# STATED TASK A:
Reproduce the records verbatim from the line with "list-item [10,671,958,708]" to the line with "definition-tulej: (tulejka) je", both included.

# EXTRACT:
┄┄┄┄┄┄┄┄┄┄┄┄┄┄┄┄┄┄┄┄
# Equations and inequations with square root

#### Loki123

##### Junior Member
I have posted a few problems that gave me the same issue. Unfortunately, I haven't been able to understand the reasoning on why they are done the way they are. So I decided to sum up all my problems regarding that issue here in hopes to understand it.
The following picture includes two equations and one inequality. They are not solved completely; rather they all just state a condition revolving the square root.
1st and 3rd problem are equations and they both state that the RHS cannot be negative, that is it must be non-negative. I understand this because LHS is a square root and by definition the square root is always non-negative, that is equal or above 0.
The 2nd problem is giving me a headache. It is an inequality and it is solved by separating the problem into two options; one where x <= 0 and one where x>0. Why is this? My assumption is that although the LHS is always non-negative, the RHS in this case can be negative because it is an inequality. So If RHS is negative and since LHS is always non-negative, the inequality would work because LHS would be always greater than RHS. I tried to present this in a graph. Basically if -x is on the left side of 0, the square root is always greater, however, if -x is on the right side, in some cases the square root would not be greater.
Is this thinking correct? Even if it is, I am still a little bit confused, because why do we have to separate it into two options, why won't solving it like it is just do the job? If we combine x<=0 and x>0, x is basically all numbers.
Thank you, #### Dr.Peterson

##### Elite Member
The 2nd problem is giving me a headache. It is an inequality and it is solved by separating the problem into two options; one where x <= 0 and one where x>0. Why is this? My assumption is that although the LHS is always non-negative, the RHS in this case can be negative because it is an inequality. So If RHS is negative and since LHS is always non-negative, the inequality would work because LHS would be always greater than RHS. I tried to present this in a graph. Basically if -x is on the left side of 0, the square root is always greater, however, if -x is on the right side, in some cases the square root would not be greater.
Specifically, the RHS can be negative because it is required to be LESS THAN a positive number, which is true of any negative number. Being less than a positive number does not make a number positive.

I am still a little bit confused, because why do we have to separate it into two options, why won't solving it like it is just do the job? If we combine x<=0 and x>0, x is basically all numbers.
It's misleading to ask "why do we HAVE TO"; there are often multiple ways to solve a given problem. Rather, your question is, "why do they choose to".

Now, I wish you had responded to what was said in the other thread, particularly my (implied) question about what was done next. If you had shown the entire answer, I could refer to that to show the need for two cases, in light of what they did. When you have a question about what someone did, you need to show all of what they did, and not just a little part.

But as I said there, I assume that the next step is to square both sides.
┄┄┄┄┄┄┄┄┄┄┄┄┄┄┄┄┄┄┄┄
# SUPPLIED RECORDS:
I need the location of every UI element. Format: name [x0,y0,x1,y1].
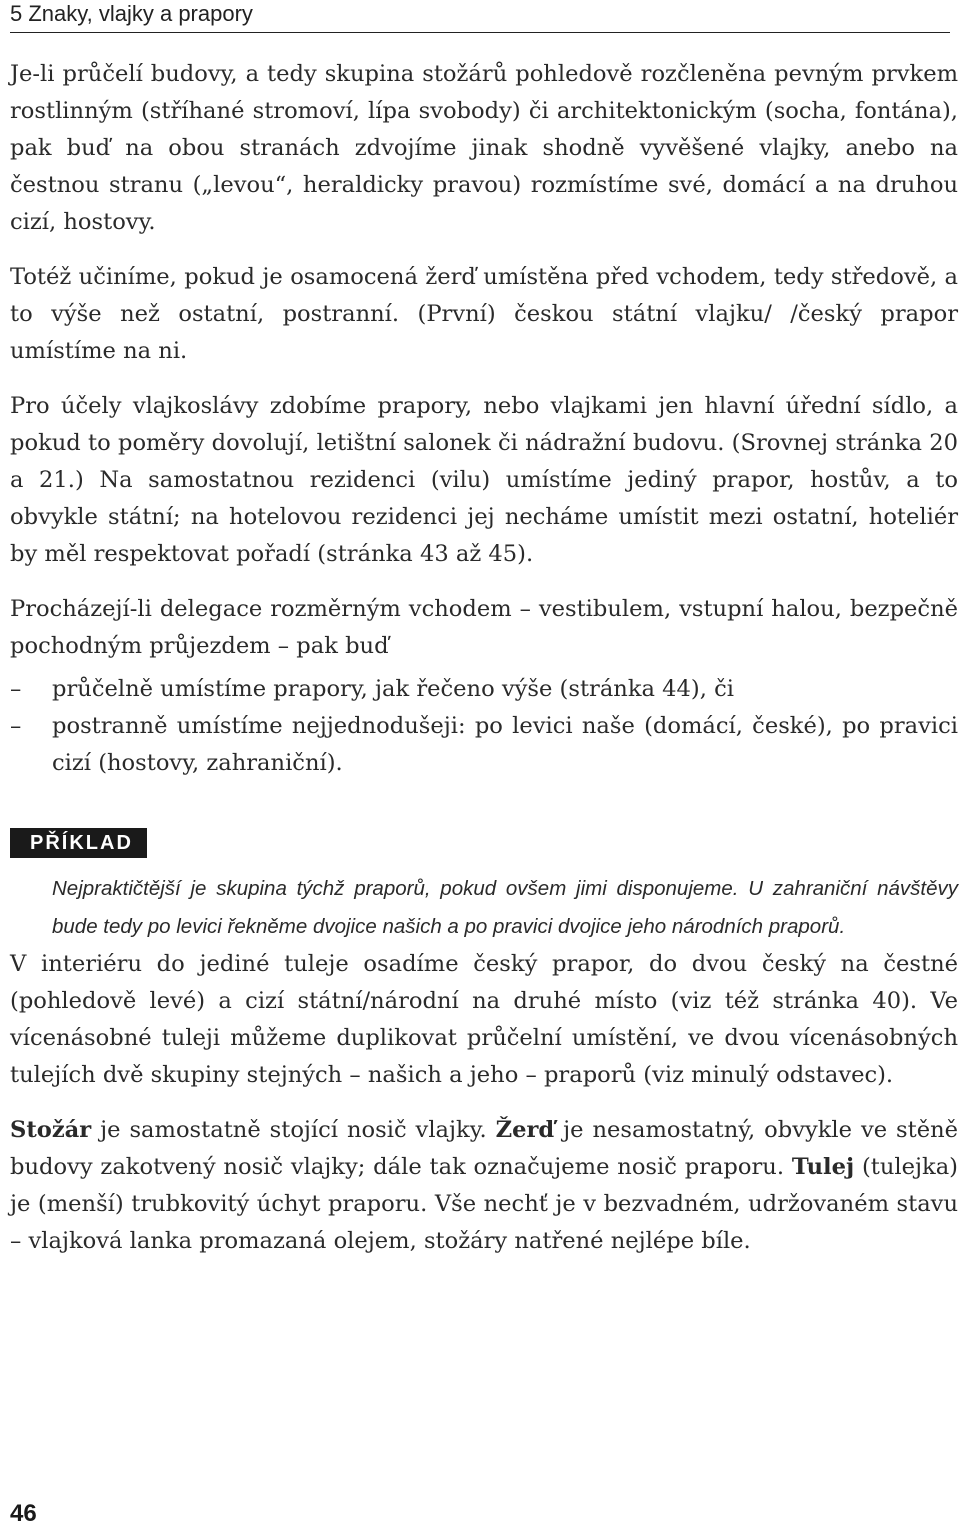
list-item [10,671,958,708]
definition-stozar: je samostatně stojící nosič vlajky. [91,1117,496,1143]
term-tulej: Tulej [791,1154,855,1180]
dash-list [10,671,958,782]
running-header [10,0,950,33]
page-body [10,56,958,1278]
definition-tulej: (tulejka) je (menší) trubkovitý úchyt praporu. Vše nechť je v bezvadném, udržovaném stavu – vlajková lanka promazaná olejem, stožáry natřené nejlépe bíle. [10,1154,958,1254]
paragraph-3: Pro účely vlajkoslávy zdobíme prapory, nebo vlajkami jen hlavní úřední sídlo, a pokud to poměry dovolují, letištní salonek či nádražní budovu. (Srovnej stránka 20 a 21.) Na samostatnou rezidenci (vilu) umístíme jediný prapor, hostův, a to obvykle státní; na hotelovou rezidenci jej necháme umístit mezi ostatní, hoteliér by měl respektovat pořadí (stránka 43 až 45). [10,393,958,567]
paragraph-4: Procházejí-li delegace rozměrným vchodem – vestibulem, vstupní halou, bezpečně pochodným průjezdem – pak buď [10,596,958,659]
page-number: 46 [10,1500,37,1527]
example-text: Nejpraktičtější je skupina týchž praporů, pokud ovšem jimi disponujeme. U zahraniční návštěvy bude tedy po levici řekněme dvojice našich a po pravici dvojice jeho národních praporů. [52,877,958,938]
dash-bullet: – [10,676,22,702]
example-block [10,782,958,946]
chapter-title: 5 Znaky, vlajky a prapory [10,1,253,26]
list-item [10,708,958,782]
paragraph-5: V interiéru do jediné tuleje osadíme český prapor, do dvou český na čestné (pohledově levé) a cizí státní/národní na druhé místo (viz též stránka 40). Ve vícenásobné tuleji můžeme duplikovat průčelní umístění, ve dvou vícenásobných tulejích dvě skupiny stejných – našich a jeho – praporů (viz minulý odstavec). [10,951,958,1088]
example-label: PŘÍKLAD [10,828,147,858]
list-item-text: postranně umístíme nejjednodušeji: po levici naše (domácí, české), po pravici cizí (hostovy, zahraniční). [52,713,958,776]
term-stozar: Stožár [10,1117,92,1143]
dash-bullet: – [10,713,22,739]
paragraph-1: Je-li průčelí budovy, a tedy skupina stožárů pohledově rozčleněna pevným prvkem rostlinným (stříhané stromoví, lípa svobody) či architektonickým (socha, fontána), pak buď na obou stranách zdvojíme jinak shodně vyvěšené vlajky, anebo na čestnou stranu („levou“, heraldicky pravou) rozmístíme své, domácí a na druhou cizí, hostovy. [10,61,958,235]
paragraph-definitions [10,1112,958,1260]
list-item-text: průčelně umístíme prapory, jak řečeno výše (stránka 44), či [52,676,734,702]
definition-zerd: je nesamostatný, obvykle ve stěně budovy zakotvený nosič vlajky; dále tak označujeme nosič praporu. [10,1117,958,1180]
term-zerd: Žerď [495,1117,555,1143]
paragraph-2: Totéž učiníme, pokud je osamocená žerď umístěna před vchodem, tedy středově, a to výše než ostatní, postranní. (První) českou státní vlajku/ /český prapor umístíme na ni. [10,264,958,364]
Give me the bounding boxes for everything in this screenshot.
┄┄┄┄┄┄┄┄┄┄┄┄┄┄┄┄┄┄┄┄
# STATED TASK B:
From the forum thread on square root equations, copy the passage from "It's misleading to" to "a little part." verbatim.

# RIGHT ANSWER A:
list-item [10,671,958,708]
definition-stozar: je samostatně stojící nosič vlajky. [91,1117,496,1143]
term-tulej: Tulej [791,1154,855,1180]
dash-list [10,671,958,782]
running-header [10,0,950,33]
page-body [10,56,958,1278]
definition-tulej: (tulejka) je (menší) trubkovitý úchyt praporu. Vše nechť je v bezvadném, udržovaném stavu – vlajková lanka promazaná olejem, stožáry natřené nejlépe bíle. [10,1154,958,1254]

# RIGHT ANSWER B:
It's misleading to ask "why do we HAVE TO"; there are often multiple ways to solve a given problem. Rather, your question is, "why do they choose to".

Now, I wish you had responded to what was said in the other thread, particularly my (implied) question about what was done next. If you had shown the entire answer, I could refer to that to show the need for two cases, in light of what they did. When you have a question about what someone did, you need to show all of what they did, and not just a little part.